====== TASK DATA ======

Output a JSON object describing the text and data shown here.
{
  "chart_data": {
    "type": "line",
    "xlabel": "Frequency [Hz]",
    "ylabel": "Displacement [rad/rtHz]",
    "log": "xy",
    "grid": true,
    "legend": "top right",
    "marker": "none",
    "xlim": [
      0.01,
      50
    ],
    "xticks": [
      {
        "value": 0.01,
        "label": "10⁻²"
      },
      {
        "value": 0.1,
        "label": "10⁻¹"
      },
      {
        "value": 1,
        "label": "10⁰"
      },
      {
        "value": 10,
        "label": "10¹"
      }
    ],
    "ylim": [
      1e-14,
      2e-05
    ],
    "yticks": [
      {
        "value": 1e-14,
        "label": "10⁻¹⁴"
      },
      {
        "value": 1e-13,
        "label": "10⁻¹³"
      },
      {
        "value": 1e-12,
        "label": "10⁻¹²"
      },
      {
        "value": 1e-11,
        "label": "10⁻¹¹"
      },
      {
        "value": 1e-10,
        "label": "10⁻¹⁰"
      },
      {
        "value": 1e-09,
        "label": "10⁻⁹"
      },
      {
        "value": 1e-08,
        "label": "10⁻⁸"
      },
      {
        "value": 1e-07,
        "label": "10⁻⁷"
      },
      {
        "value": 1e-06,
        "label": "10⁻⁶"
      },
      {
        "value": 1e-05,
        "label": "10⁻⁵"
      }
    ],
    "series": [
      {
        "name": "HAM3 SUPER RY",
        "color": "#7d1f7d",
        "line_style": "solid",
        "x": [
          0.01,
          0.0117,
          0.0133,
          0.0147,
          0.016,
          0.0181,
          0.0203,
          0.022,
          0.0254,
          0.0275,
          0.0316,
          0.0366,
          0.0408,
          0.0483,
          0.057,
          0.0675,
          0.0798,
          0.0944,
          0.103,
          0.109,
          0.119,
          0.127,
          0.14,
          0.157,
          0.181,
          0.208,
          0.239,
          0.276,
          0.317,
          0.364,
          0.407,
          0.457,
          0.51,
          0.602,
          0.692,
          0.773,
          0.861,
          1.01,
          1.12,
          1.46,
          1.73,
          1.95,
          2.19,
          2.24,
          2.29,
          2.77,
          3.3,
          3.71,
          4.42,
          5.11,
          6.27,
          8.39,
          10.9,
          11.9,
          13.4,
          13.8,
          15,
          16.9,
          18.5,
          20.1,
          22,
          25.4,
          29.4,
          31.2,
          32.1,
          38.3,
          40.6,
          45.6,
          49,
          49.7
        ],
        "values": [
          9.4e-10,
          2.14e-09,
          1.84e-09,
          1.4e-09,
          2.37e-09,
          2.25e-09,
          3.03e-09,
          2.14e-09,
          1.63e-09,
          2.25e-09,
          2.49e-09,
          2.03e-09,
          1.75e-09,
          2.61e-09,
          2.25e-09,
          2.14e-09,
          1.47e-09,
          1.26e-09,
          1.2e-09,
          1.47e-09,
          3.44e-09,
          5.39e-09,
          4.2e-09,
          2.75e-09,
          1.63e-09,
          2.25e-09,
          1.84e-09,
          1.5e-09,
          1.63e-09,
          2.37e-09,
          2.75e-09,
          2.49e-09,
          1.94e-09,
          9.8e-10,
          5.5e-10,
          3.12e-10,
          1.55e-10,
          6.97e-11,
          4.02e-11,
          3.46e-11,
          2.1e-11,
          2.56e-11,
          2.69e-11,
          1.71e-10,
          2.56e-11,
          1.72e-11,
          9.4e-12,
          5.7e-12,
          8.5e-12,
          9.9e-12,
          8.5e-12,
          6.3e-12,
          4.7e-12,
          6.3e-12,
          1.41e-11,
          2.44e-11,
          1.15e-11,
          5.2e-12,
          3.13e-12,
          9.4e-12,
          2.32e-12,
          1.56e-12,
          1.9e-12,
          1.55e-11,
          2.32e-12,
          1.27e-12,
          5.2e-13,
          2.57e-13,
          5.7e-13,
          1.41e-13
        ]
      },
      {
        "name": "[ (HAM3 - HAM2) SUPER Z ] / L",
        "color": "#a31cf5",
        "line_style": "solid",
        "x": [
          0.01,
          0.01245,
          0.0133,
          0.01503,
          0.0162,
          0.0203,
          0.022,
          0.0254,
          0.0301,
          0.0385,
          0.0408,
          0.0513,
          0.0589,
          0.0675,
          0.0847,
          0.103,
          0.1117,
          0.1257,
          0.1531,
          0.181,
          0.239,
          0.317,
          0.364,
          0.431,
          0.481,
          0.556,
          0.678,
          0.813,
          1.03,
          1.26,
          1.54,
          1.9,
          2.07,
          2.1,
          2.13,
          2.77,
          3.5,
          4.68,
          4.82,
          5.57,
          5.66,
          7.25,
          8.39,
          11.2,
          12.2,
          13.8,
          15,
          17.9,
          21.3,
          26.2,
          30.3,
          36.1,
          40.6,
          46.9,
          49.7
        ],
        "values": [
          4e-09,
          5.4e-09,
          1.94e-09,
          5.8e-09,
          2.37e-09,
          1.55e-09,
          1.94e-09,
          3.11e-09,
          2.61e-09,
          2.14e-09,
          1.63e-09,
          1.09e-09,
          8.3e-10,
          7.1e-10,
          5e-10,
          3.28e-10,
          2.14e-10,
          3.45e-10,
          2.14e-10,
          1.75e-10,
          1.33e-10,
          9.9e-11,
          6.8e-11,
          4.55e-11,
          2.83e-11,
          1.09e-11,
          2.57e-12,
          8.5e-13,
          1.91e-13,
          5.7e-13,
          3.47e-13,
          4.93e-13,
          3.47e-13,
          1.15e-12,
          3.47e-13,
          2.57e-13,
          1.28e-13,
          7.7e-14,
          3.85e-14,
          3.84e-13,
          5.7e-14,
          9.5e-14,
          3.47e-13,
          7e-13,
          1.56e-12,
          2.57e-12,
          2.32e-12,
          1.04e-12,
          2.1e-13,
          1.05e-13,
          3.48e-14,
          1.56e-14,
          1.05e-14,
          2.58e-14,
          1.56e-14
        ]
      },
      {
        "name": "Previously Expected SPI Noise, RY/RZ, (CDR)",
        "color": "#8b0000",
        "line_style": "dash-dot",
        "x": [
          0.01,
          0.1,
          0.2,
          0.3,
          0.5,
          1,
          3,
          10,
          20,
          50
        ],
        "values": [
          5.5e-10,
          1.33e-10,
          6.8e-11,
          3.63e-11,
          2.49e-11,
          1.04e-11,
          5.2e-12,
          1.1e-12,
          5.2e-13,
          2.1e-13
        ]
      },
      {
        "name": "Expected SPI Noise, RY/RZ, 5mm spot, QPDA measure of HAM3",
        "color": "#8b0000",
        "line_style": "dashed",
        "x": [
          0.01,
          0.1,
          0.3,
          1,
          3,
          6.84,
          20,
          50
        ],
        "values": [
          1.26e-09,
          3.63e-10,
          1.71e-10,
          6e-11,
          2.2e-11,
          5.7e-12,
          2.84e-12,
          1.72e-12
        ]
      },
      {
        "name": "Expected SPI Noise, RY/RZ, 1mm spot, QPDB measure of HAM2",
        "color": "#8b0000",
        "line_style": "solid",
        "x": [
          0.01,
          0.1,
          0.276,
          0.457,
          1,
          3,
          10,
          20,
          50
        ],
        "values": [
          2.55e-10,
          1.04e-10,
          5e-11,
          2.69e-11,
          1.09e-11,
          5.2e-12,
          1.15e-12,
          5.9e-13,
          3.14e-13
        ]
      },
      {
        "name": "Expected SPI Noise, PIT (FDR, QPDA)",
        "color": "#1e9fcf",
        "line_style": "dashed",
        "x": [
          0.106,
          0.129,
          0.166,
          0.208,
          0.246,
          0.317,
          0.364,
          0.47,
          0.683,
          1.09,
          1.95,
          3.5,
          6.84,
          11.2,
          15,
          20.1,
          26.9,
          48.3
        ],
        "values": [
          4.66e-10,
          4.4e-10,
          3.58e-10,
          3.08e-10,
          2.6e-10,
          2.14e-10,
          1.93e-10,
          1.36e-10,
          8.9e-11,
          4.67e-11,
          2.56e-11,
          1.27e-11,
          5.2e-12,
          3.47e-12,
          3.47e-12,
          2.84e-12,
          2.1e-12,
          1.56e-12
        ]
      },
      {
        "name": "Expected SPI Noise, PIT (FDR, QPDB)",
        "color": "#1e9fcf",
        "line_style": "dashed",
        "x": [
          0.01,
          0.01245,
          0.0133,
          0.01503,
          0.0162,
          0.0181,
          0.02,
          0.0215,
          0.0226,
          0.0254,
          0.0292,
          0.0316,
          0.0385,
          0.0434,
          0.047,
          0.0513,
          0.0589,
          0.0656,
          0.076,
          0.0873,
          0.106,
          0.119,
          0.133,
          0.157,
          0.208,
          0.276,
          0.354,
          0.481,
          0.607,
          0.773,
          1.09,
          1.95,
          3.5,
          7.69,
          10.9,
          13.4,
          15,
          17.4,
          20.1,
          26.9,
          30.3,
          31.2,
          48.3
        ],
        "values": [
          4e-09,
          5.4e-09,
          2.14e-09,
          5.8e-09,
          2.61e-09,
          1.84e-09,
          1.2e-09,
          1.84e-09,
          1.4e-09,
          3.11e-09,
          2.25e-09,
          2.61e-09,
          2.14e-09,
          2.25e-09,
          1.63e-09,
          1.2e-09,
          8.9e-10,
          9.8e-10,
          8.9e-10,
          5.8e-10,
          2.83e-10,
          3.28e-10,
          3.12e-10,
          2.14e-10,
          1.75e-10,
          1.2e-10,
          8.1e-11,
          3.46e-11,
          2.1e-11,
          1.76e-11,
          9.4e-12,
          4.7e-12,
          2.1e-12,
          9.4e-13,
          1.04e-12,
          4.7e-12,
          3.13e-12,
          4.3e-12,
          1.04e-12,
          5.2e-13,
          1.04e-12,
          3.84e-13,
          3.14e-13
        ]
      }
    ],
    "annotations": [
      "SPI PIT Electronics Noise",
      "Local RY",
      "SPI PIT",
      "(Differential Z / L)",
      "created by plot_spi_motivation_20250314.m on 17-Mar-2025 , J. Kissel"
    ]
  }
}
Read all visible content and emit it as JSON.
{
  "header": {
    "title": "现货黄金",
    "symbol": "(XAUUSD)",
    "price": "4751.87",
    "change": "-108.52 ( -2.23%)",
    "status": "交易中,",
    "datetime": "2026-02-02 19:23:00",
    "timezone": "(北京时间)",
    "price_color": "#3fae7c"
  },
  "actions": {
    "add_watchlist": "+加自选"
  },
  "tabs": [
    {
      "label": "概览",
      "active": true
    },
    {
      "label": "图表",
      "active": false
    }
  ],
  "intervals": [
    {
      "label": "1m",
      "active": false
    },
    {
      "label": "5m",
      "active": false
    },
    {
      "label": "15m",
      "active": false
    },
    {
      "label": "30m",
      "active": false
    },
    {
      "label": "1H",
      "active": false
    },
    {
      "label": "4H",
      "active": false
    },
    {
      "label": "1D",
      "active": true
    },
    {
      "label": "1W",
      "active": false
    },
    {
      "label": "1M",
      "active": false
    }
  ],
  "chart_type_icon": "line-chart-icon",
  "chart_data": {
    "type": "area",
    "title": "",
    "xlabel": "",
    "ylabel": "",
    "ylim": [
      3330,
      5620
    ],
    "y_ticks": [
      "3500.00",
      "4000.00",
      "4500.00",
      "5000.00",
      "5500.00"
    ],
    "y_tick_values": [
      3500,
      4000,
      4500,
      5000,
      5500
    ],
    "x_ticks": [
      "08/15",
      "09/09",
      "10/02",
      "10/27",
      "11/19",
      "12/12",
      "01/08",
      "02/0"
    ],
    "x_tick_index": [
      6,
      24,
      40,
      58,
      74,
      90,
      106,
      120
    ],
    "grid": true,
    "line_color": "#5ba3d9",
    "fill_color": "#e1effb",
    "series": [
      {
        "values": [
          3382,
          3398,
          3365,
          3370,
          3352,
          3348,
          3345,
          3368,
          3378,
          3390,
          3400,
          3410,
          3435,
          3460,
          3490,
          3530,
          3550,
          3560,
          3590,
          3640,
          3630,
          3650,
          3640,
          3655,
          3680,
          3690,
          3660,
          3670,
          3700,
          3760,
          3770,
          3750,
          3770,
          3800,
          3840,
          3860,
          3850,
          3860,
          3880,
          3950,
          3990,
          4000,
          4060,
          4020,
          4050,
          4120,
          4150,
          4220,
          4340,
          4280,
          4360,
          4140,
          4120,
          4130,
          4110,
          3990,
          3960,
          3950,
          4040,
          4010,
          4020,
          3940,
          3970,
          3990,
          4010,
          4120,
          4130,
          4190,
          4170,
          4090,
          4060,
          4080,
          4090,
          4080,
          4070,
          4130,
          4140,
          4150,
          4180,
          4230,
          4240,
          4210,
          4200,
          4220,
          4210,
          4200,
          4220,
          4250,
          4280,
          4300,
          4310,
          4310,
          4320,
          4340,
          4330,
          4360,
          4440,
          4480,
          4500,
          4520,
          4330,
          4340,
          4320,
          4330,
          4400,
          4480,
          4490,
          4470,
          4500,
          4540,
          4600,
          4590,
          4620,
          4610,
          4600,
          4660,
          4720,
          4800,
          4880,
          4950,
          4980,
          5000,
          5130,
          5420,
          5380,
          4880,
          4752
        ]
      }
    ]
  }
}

======

Look through the material above and work out how many of its lines contain "Expected". State the number only.

5